I lost my job as an engineer, and I was unemployed for the year because I was a Christian.
I was a Baptist.
It means, uh, enemy of the state.
I grew up in a environment that people hate me because I was not atheist, like most of the people in my country at that time.
[fireworks whistling.]
[female reporter.]
Tonight, Moscow's skyline was ablaze with the sound and sights of celebration.
And then, silence.
Breathtaking stillness, as the crowd stood to remember the victims of the coup.
[Sautov.]
At the end of the Soviet Union, it was interesting time, because we grew up in the environment that it was prohibited to meet with the foreigners.
So, we had a huge interest for everything what is American.
And Americans was like the people from the moon.
Glory, glory, hallelujah Glory, glory, hallelujah Glory, glory, hallelujah His truth is marching on In the early '90s, a lot of Evangelicals came to Russia.
Not just Billy Graham.
I've been asked to tell you that this may be the largest audience in the history of Russia! - [applause.]
- [man speaking in Russian.]
A lot of Russians has a spiritual interest.
Is there any hope for you? [interpreting into Russian.]
- For your family? - [man interprets.]
- For your friends? - [man interprets.]
[Graham.]
I read in the paper the other day that more people in Russia believe in Satan than they do in God, even.
And first question Russian asked, "Who is that God?" So we live in different society.
Every time that I talk with American about Christianity, they say, "Christianity became weaker and weaker.
We are not a Christian country anymore.
" I will say, "No, guys.
You don't know what you are talking about.
You're a Christian country.
And that moral system and ethical system saturated your society.
Maybe you don't declare it, but you still use that.
And we don't have it.
" [siren wailing.]
Point number one: corruption.
It's a huge problem.
And that's how Russian society operates.
And the only future, and the only hope, they need someone who will present them the values, what they can believe.
In year 2000, I was invited first time for the National Prayer Breakfast in, uh, Washington, D.
C.
And I came, and I didn't understand anything.
[announcer.]
Ladies and gentlemen, the President of the United States - and the First Lady.
- ["Hail to the Chief" plays.]
[Sautov.]
It was, uh, Bill Clinton.
Hillary was there, Hillary Clinton, and a lot of important people, congressmen and senators.
But it was absolutely new experience, so I didn't understand what what is all about.
I sit in a table with the prime minister from country in Europe, and he treat me like a brother, and I sit with the American congressman next to me, and he also treat me like a brother.

## THE PROBLEM
Can you sum up the transcript in two sentences? The lines that follow have no connection to the transcript.

## Listings of boxed layout items
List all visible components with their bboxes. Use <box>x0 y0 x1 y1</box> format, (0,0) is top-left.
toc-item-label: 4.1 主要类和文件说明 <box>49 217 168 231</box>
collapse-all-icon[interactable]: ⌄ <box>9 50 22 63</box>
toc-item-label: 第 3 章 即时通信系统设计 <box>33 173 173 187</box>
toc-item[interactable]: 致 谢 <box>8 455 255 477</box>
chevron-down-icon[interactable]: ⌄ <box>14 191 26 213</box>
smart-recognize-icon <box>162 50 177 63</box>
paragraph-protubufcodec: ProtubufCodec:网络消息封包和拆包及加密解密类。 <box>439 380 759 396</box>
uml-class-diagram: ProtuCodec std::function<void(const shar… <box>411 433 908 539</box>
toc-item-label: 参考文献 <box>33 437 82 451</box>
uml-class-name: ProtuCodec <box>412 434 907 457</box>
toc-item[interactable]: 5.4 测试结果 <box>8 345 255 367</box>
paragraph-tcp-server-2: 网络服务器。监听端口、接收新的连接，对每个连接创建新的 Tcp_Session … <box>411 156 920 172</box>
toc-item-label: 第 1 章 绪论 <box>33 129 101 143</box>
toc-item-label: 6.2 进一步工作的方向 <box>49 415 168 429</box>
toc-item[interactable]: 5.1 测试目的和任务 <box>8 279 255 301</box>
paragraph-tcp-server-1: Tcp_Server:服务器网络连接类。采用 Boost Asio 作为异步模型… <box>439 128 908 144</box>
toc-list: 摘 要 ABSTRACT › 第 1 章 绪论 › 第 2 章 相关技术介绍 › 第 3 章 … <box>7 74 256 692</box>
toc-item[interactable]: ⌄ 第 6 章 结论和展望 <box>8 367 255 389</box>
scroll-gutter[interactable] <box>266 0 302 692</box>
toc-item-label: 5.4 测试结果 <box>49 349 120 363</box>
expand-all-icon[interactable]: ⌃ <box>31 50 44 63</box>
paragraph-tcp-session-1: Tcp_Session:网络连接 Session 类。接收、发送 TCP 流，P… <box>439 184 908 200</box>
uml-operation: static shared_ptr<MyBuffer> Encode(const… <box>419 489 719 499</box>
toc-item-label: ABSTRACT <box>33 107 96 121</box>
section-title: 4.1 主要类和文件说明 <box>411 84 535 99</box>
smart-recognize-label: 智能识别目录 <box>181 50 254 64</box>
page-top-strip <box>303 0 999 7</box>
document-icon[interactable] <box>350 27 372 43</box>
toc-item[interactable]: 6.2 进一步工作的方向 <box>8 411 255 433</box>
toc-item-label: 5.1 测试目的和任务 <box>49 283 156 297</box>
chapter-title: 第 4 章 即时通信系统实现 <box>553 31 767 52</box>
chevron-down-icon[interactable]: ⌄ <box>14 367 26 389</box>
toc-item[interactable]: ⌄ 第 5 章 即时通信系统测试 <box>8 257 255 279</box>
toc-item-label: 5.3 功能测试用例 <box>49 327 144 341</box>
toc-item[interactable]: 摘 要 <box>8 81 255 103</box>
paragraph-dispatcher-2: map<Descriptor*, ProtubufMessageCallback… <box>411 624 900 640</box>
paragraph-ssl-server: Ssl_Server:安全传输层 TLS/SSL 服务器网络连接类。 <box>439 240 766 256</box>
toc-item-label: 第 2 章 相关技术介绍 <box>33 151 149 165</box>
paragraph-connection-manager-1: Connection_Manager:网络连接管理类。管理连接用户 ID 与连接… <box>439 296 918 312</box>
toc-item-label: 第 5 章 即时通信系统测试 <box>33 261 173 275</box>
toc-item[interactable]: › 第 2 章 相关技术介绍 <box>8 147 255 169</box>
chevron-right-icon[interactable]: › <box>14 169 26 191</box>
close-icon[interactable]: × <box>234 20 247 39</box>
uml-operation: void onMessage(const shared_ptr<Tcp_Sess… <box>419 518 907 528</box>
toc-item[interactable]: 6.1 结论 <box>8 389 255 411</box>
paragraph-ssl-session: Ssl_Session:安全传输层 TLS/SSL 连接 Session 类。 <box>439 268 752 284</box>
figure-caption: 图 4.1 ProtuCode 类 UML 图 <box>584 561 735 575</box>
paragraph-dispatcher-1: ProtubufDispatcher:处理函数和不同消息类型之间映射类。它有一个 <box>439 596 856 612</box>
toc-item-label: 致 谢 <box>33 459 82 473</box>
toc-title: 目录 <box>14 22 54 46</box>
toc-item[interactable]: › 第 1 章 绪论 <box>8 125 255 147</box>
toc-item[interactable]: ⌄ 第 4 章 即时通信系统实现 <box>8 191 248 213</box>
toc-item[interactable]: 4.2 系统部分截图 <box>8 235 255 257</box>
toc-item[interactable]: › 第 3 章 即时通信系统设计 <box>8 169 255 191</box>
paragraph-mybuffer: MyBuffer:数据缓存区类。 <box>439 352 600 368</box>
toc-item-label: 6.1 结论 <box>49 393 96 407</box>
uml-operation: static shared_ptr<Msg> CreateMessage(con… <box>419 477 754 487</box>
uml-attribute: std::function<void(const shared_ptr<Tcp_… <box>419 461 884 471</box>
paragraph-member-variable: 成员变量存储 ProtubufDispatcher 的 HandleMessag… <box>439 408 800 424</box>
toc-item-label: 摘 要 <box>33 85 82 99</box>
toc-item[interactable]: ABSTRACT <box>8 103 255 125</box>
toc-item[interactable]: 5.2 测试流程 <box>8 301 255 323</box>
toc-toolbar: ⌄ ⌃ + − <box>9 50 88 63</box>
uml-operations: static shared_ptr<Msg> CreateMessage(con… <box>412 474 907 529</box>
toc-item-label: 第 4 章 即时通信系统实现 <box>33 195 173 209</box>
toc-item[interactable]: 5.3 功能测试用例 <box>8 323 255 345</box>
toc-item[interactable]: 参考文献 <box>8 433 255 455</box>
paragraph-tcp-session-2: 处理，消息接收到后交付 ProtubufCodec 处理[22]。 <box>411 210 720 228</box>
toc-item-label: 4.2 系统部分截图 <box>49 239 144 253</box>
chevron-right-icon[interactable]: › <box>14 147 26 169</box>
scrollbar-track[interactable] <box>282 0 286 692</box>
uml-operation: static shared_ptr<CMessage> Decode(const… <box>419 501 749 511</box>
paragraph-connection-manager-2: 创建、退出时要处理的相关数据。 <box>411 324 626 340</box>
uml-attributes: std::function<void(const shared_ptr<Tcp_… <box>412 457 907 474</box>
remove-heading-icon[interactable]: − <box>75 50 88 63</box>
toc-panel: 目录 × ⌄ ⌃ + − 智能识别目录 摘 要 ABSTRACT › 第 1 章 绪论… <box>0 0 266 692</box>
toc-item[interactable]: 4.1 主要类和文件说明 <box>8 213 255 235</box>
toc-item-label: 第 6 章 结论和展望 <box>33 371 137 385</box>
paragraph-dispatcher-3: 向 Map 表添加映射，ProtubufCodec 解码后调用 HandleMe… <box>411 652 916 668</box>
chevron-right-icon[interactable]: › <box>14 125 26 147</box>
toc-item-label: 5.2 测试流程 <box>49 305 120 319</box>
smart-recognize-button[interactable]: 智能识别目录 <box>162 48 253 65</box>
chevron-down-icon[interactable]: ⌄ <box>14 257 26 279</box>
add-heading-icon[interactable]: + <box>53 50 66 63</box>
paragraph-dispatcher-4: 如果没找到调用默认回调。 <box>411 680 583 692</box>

## FULL OUTPUT
A Baptist engineer recounts losing a job and going a year without work for being a Christian in a country where most people were atheist, at a time when meeting foreigners was prohibited and Americans seemed like people from the moon, and many Evangelicals, Billy Graham among them, came to Russia in the early '90s. The speaker argues that Russia lacks the Christian moral and ethical system that still saturates American society, calls corruption a huge problem, and recalls being invited to the National Prayer Breakfast in Washington in 2000 without understanding what it was all about.